Extracted text:

# # #

The wireless network 100 may include a network element or elements 190 that may include core network functionality, and which provides connectivity via a link or links 181 with a further network, such as a telephone network and/or a data communications network (for example, the Internet). Such core network functionality for 5G may include access and mobility management function(s) (AMF(s)) and/or user plane functions (UPF(s)) and/or session management function(s) (SMF(s)). Such core network functionality for LTE may include MME (Mobility Management Entity)/SGW (Serving Gateway) functionality. These are merely illustrative functions that may be supported by the network element(s) 190, and note that both 5G and LTE functions might be supported. The RAN node 170 is coupled via a link 131 to a network element 190. The link 131 may be implemented as, for example, an NG interface for 5G, or an SI interface for LTE, or other suitable interface for other standards. The network element 190 includes one or more processors 175, one or more memories 171, and one or more network interfaces (N/W I/F(s)) 180, interconnected through one or more buses 185. The one or more memories 171 include computer program code 173. The one or more memories 171 and the computer program code 173 are configured to, with the one or more processors 175, cause the network element 190 to perform one or more operations.
The wireless network 100 may implement network virtualization, which is the process of combining hardware and software network resources and network functionality into a single, software-based administrative entity, a virtual network. Network virtualization involves platform virtualization, often combined with resource virtualization. Network virtualization is categorized as either external, combining many networks, or parts of networks, into a virtual unit, or internal, providing network-like functionality to software containers on a single system. For example, a network may be deployed in a tele cloud, with virtualized network functions (VNF) running on, for example, data center servers. For example, network core functions and/or radio access network(s) (for example CloudRAN, O-RAN, edge cloud) may be virtualized. Note that the virtualized entities that result from the network virtualization are still implemented, at some level, using hardware such as processors 152 or 175 and memories 155 and 171, and also such virtualized entities create technical effects.
It may also be noted that operations of example embodiments of the present disclosure may be carried out by a plurality of cooperating devices (for example cRAN).
The computer readable memories 125, 155, and 171 may be of any type suitable to the local technical environment and may be implemented using any suitable data storage technology, such as semiconductor based memory devices, flash memory, magnetic memory devices and systems, optical memory devices and systems, fixed memory and removable memory. The computer readable memories 125, 155, and 171 may be means for performing storage functions. The processors 120, 152, and 175 may be of any type suitable to the local technical environment, and may include one or more of general purpose computers, special purpose computers, microprocessors, digital signal processors (DSPs) and processors based on a multi-core processor architecture, as non-limiting examples. The processors 120, 152, and 175 may be means for performing functions, such as controlling the UE 110, RAN node 170, and other functions as described herein.

# # #

Extracted material:
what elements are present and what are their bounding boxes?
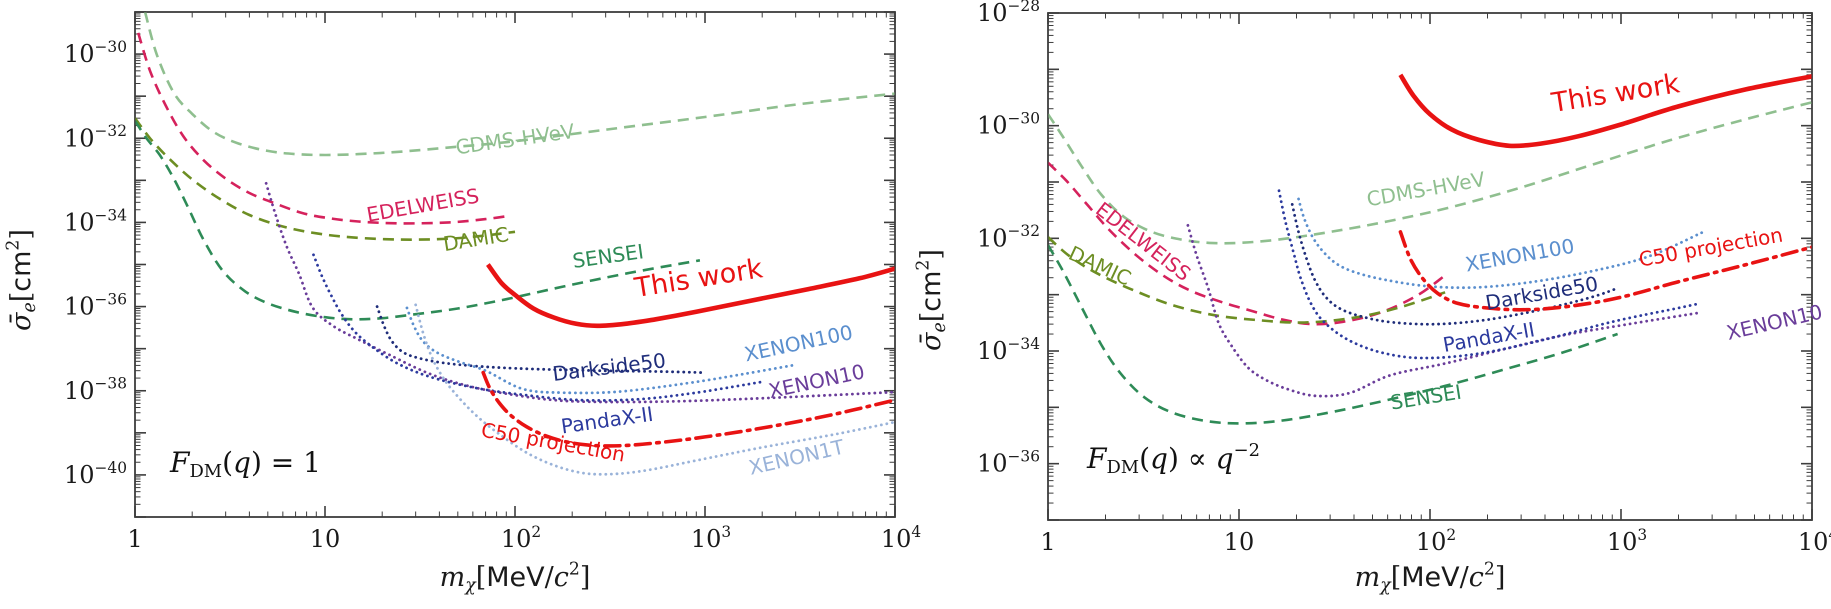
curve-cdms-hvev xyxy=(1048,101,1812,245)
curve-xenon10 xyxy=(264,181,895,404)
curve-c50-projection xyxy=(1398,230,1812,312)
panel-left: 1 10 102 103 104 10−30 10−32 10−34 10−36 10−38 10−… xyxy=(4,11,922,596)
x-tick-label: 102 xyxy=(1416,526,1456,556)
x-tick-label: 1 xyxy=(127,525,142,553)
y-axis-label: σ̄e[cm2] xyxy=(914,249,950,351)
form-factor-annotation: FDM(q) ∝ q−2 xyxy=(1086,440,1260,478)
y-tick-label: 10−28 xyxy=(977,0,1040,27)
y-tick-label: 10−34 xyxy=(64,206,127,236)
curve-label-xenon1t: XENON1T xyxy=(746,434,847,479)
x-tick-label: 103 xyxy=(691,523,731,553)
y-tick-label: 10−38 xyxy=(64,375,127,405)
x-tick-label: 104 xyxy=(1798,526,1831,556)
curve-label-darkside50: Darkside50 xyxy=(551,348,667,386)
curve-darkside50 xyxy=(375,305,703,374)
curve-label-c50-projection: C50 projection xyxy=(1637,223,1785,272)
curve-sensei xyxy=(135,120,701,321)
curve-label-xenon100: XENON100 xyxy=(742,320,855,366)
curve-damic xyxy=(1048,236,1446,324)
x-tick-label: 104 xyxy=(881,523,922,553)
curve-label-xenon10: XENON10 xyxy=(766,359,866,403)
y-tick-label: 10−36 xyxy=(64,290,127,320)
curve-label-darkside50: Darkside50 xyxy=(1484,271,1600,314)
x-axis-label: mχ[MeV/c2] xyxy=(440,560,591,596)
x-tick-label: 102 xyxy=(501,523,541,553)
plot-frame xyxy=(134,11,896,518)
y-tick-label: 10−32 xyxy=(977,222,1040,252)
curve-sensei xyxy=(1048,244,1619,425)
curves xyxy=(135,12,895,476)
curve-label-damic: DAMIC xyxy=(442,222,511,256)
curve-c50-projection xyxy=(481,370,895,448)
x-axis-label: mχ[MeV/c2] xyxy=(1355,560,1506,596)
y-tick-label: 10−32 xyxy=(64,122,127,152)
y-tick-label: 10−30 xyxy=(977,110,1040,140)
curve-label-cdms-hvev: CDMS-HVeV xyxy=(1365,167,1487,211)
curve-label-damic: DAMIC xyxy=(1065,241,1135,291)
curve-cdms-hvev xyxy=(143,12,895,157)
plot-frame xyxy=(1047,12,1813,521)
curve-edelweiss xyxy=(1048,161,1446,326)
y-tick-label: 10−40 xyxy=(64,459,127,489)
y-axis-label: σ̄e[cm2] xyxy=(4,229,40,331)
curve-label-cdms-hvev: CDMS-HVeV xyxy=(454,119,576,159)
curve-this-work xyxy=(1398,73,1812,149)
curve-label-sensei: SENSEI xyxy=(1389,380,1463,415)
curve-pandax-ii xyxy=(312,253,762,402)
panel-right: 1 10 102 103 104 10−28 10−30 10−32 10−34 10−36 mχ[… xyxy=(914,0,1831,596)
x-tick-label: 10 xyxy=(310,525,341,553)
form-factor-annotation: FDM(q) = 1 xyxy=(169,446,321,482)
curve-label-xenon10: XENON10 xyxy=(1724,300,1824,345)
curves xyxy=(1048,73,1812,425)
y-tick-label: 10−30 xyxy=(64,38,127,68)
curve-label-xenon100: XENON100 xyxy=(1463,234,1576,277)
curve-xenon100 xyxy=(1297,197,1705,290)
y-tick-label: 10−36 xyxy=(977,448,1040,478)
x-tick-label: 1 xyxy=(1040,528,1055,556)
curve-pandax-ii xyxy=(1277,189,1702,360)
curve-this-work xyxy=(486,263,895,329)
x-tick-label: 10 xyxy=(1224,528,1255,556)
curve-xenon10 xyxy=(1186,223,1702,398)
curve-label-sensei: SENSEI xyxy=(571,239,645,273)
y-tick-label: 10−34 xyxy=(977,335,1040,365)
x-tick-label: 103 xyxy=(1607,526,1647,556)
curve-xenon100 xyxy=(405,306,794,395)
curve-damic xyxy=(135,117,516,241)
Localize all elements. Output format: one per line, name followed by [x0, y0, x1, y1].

# # #

List of tasks:
- a) Revise the wireless network passage from "It may also" to "(for example cRAN).", putting "collaborating devices" in place of "cooperating devices".
- b) Pick up the wireless network passage where it stops and keep writing.

Answers below:
- a)
It may also be noted that operations of example embodiments of the present disclosure may be carried out by a plurality of collaborating devices (for example cRAN).

- b)
In general, the various example embodiments of the user equipment 110 can include, but are not limited to, cellular telephones such as smart phones, tablets, personal digital assistants (PDAs) having wireless communication capabilities, portable computers having wireless communication capabilities, image capture devices such as digital cameras having wireless communication capabilities, gaming devices having wireless communication capabilities, music storage and playback appliances having wireless communication capabilities, Internet appliances permitting wireless Internet access and browsing, tablets with wireless communication capabilities, as well as portable units or terminals that incorporate combinations of such functions.
Having thus introduced one suitable but non-limiting technical context for the practice of the example embodiments of the present disclosure, example embodiments will now be described with greater specificity.
Features as described herein may generally relate to reduced capability (RedCap) UEs and/or enhanced reduced capability (eRedCap) UEs. RedCap devices have reduced capabilities versus NR enhanced mobile broadband (eMBB) capable UEs, as they are targeted to serve in Internet of Things (IoT) like scenarios, applying UE complexity reduction, and hence neither support of carrier aggregation (CA) nor or dual connectivity (DC) is mandated. RedCap UEs may have reduced capabilities such as: bandwidth (BW) of 20 MHz for frequency range 1 (FR1), BW of 100 MHz for frequency range 2 (FR2), reduced number of antennas (for example 1Tx antenna, 1 or 2 Rx antenna depending on FR and band), limited peak data rates, etc. RedCap devices may include devices with relatively low complexity, cost, and/or size.
Use cases for RedCap UE and example embodiments of the present disclosure may include, but are not limited to, industrial IoT sensors, wearables, and/or devices used for transportation, tracking, infrastructure, agriculture, smart cities, etc. Wearables may include, but are not limited to, sensors in contact with or near skin, smart fabric, heart rate monitors, temperature monitors, etc.
An important use case for RedCap UE may be for industrial sensors. For this type of device, the battery life may last a few years, and end-to-end latency in connected mode may be less than 100 ms, which may make this type of device somewhat suitable for delay tolerant applications. To minimize power consumption and improve battery life, RedCap industrial sensors may be configured with a relatively infrequent physical downlink control channel (PDCCH) monitoring period (for example every 10-20 ms).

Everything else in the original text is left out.